Echo the rows below verbatim, starting at the line containing "group-outlined-info: is-outlined is-info" and ending at the line containing "list-item[interactable]: Item one: [1012, 719, 1419, 771]".

Layout coordinate data
__________

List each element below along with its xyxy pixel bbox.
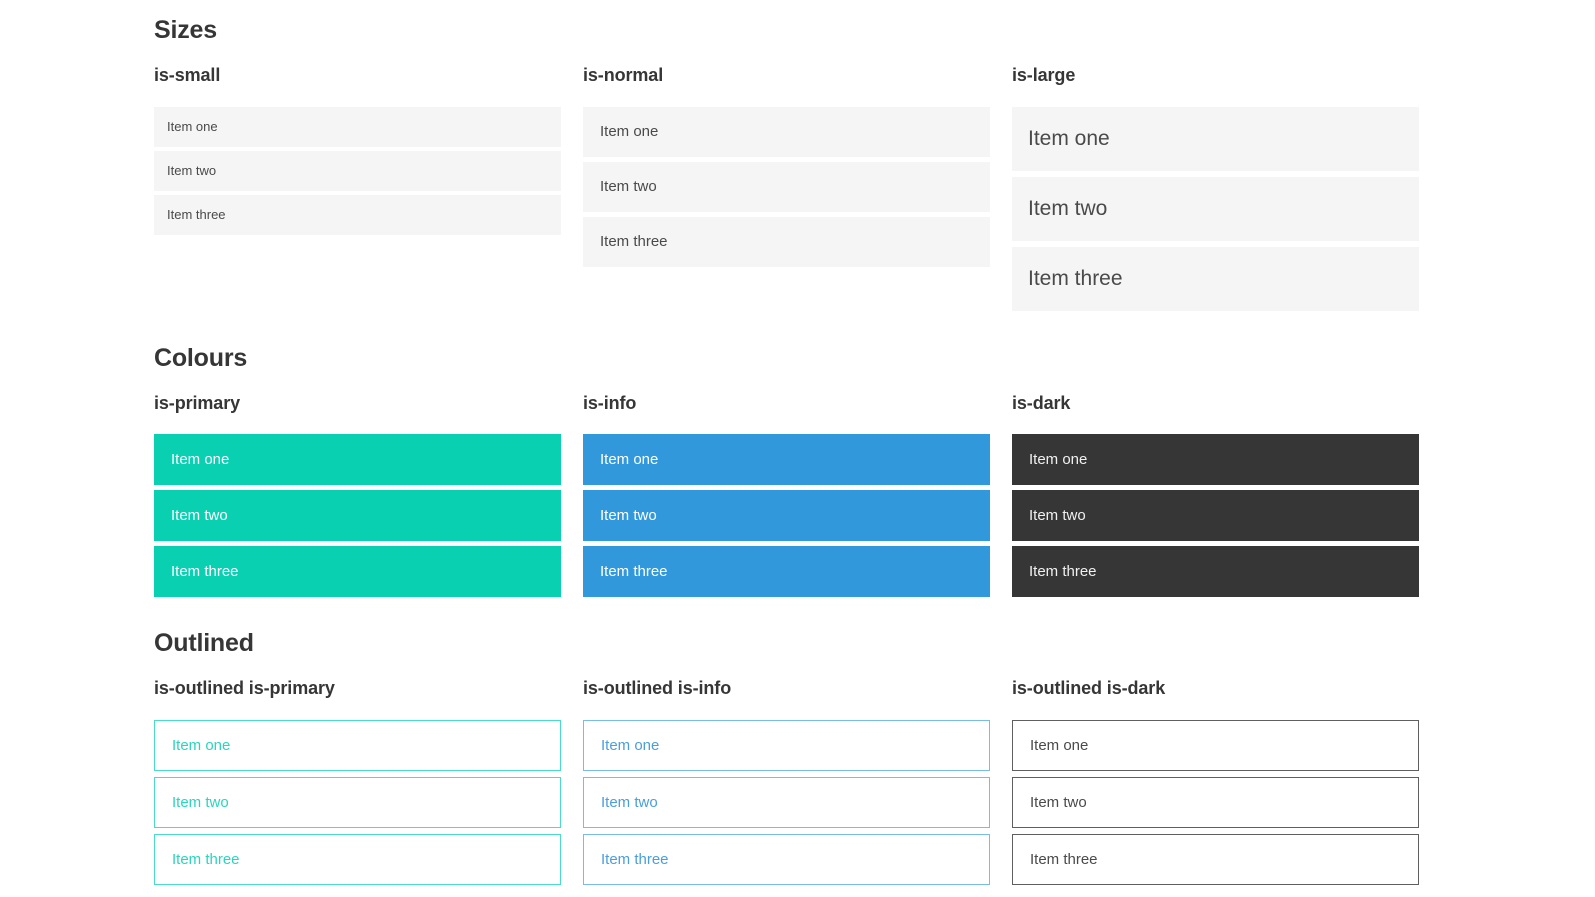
group-outlined-info: is-outlined is-info Item one Item two It…: [583, 678, 990, 891]
list-item[interactable]: Item three: [1012, 833, 1419, 885]
outlined-groups: is-outlined is-primary Item one Item two…: [154, 678, 1419, 891]
list-item[interactable]: Item one: [1012, 106, 1419, 171]
group-is-normal: is-normal Item one Item two Item three: [583, 65, 990, 272]
list-item[interactable]: Item three: [154, 546, 561, 598]
list-item[interactable]: Item one: [1012, 719, 1419, 771]
list-item[interactable]: Item two: [1012, 490, 1419, 542]
list-item[interactable]: Item one: [583, 719, 990, 771]
group-label-outlined-dark: is-outlined is-dark: [1012, 678, 1166, 699]
list-item[interactable]: Item two: [154, 490, 561, 542]
list-dark: Item one Item two Item three: [1012, 434, 1419, 598]
list-outlined-primary: Item one Item two Item three: [154, 719, 561, 885]
section-title-outlined: Outlined: [154, 629, 254, 658]
list-item[interactable]: Item three: [583, 216, 990, 267]
group-label-is-primary: is-primary: [154, 392, 241, 413]
list-item[interactable]: Item one: [1012, 434, 1419, 486]
group-is-large: is-large Item one Item two Item three: [1012, 65, 1419, 317]
list-item[interactable]: Item three: [583, 546, 990, 598]
list-item[interactable]: Item two: [154, 150, 561, 191]
group-outlined-primary: is-outlined is-primary Item one Item two…: [154, 678, 561, 891]
list-item[interactable]: Item three: [583, 833, 990, 885]
list-item[interactable]: Item one: [583, 434, 990, 486]
list-item[interactable]: Item one: [154, 434, 561, 486]
list-item[interactable]: Item two: [154, 776, 561, 828]
list-outlined-dark: Item one Item two Item three: [1012, 719, 1419, 885]
group-label-is-small: is-small: [154, 65, 221, 85]
group-label-is-info: is-info: [583, 392, 637, 413]
list-item[interactable]: Item one: [583, 106, 990, 157]
group-label-is-normal: is-normal: [583, 65, 664, 85]
colours-groups: is-primary Item one Item two Item three …: [154, 393, 1419, 603]
list-item[interactable]: Item two: [583, 161, 990, 212]
list-item[interactable]: Item one: [154, 106, 561, 147]
group-label-is-dark: is-dark: [1012, 392, 1071, 413]
section-title-sizes: Sizes: [154, 16, 217, 44]
list-small: Item one Item two Item three: [154, 106, 561, 235]
list-item[interactable]: Item three: [154, 833, 561, 885]
section-title-colours: Colours: [154, 343, 248, 372]
list-normal: Item one Item two Item three: [583, 106, 990, 267]
sizes-groups: is-small Item one Item two Item three is…: [154, 65, 1419, 317]
list-info: Item one Item two Item three: [583, 434, 990, 598]
group-is-small: is-small Item one Item two Item three: [154, 65, 561, 239]
list-item[interactable]: Item one: [154, 719, 561, 771]
section-outlined: Outlined is-outlined is-primary Item one…: [154, 628, 1595, 891]
list-item[interactable]: Item three: [1012, 246, 1419, 311]
list-item[interactable]: Item three: [154, 194, 561, 235]
list-item[interactable]: Item two: [1012, 776, 1419, 828]
list-item[interactable]: Item three: [1012, 546, 1419, 598]
list-primary: Item one Item two Item three: [154, 434, 561, 598]
group-label-is-large: is-large: [1012, 65, 1076, 85]
group-is-info: is-info Item one Item two Item three: [583, 393, 990, 603]
section-colours: Colours is-primary Item one Item two Ite…: [154, 343, 1595, 603]
group-is-dark: is-dark Item one Item two Item three: [1012, 393, 1419, 603]
list-item[interactable]: Item two: [1012, 176, 1419, 241]
section-sizes: Sizes is-small Item one Item two Item th…: [154, 15, 1595, 317]
list-component-demo-page: Sizes is-small Item one Item two Item th…: [0, 0, 1595, 897]
group-label-outlined-info: is-outlined is-info: [583, 678, 732, 699]
group-outlined-dark: is-outlined is-dark Item one Item two It…: [1012, 678, 1419, 891]
list-item[interactable]: Item two: [583, 776, 990, 828]
list-outlined-info: Item one Item two Item three: [583, 719, 990, 885]
list-large: Item one Item two Item three: [1012, 106, 1419, 311]
group-is-primary: is-primary Item one Item two Item three: [154, 393, 561, 603]
list-item[interactable]: Item two: [583, 490, 990, 542]
group-label-outlined-primary: is-outlined is-primary: [154, 678, 335, 699]
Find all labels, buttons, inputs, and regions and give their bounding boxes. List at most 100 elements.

__________

Solved problem:
group-outlined-info: is-outlined is-info Item one Item two It…: [583, 678, 990, 891]
list-item[interactable]: Item three: [1012, 833, 1419, 885]
outlined-groups: is-outlined is-primary Item one Item two…: [154, 678, 1419, 891]
list-item[interactable]: Item one: [1012, 106, 1419, 171]
group-is-normal: is-normal Item one Item two Item three: [583, 65, 990, 272]
list-item[interactable]: Item three: [154, 546, 561, 598]
list-item[interactable]: Item one: [1012, 719, 1419, 771]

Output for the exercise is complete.